==== Data provided ====

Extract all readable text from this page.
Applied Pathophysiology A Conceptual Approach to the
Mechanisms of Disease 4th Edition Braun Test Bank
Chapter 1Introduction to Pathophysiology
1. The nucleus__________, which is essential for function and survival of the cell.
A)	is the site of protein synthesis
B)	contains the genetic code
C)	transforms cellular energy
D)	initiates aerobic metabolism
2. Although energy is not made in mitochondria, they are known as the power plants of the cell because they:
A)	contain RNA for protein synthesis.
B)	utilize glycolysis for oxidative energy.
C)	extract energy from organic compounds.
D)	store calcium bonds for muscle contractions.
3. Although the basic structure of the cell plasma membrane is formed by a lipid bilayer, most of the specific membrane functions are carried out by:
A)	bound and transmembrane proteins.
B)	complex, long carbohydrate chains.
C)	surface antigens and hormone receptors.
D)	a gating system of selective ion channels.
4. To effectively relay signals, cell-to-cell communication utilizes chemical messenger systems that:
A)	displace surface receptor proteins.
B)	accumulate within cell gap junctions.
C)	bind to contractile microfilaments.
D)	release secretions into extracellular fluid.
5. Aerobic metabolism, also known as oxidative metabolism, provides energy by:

====
==== Data provided ====

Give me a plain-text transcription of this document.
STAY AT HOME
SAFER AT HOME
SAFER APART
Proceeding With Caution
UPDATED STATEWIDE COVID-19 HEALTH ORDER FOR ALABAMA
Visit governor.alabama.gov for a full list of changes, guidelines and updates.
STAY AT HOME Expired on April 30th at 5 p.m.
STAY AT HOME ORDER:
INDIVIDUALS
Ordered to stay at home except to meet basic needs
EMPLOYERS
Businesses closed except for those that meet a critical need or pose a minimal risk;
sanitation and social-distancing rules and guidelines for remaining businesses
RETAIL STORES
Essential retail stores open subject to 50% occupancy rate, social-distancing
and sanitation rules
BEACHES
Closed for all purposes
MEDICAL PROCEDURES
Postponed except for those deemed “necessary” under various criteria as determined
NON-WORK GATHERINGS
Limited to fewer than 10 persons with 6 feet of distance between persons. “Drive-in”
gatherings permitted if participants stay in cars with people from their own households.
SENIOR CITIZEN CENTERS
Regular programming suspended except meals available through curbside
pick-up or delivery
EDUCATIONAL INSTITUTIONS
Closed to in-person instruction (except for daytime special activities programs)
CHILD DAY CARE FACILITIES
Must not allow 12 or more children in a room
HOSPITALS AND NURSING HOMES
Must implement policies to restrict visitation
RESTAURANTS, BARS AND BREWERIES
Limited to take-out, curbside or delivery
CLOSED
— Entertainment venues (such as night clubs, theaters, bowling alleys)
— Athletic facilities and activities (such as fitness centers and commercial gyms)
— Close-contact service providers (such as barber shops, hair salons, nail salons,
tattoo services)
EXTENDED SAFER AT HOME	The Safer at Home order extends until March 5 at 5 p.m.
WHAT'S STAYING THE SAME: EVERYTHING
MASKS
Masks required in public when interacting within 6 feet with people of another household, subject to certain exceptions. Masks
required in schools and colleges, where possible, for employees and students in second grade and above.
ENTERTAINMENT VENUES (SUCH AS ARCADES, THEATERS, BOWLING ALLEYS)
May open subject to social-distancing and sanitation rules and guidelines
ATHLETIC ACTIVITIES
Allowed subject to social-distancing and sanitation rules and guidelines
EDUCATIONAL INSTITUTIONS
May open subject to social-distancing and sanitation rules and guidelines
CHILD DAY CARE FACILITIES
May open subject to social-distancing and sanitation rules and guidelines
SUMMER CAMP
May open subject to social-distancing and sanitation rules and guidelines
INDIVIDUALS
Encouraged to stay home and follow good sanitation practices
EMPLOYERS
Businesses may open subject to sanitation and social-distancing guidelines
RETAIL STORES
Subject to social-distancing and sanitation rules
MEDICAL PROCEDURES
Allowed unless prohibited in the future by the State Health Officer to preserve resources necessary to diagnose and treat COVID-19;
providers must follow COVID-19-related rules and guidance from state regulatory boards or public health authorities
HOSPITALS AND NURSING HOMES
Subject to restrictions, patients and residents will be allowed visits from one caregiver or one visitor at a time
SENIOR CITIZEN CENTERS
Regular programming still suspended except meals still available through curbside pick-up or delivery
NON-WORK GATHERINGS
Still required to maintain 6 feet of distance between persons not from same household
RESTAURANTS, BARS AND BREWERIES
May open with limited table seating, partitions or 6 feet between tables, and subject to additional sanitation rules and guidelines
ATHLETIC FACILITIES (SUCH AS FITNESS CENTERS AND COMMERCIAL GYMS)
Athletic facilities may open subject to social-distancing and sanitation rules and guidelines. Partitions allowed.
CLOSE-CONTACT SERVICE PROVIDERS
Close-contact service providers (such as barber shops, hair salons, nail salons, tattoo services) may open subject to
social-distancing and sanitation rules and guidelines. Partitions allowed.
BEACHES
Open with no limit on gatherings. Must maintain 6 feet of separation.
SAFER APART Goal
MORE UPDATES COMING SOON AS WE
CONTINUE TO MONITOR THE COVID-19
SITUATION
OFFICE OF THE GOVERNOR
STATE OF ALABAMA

====

# Work item:
Among the records, find the lines that contain "public" and copy each of them.

# Solution below:
Masks required in public when interacting within 6 feet with people of another household, subject to certain exceptions. Masks
providers must follow COVID-19-related rules and guidance from state regulatory boards or public health authorities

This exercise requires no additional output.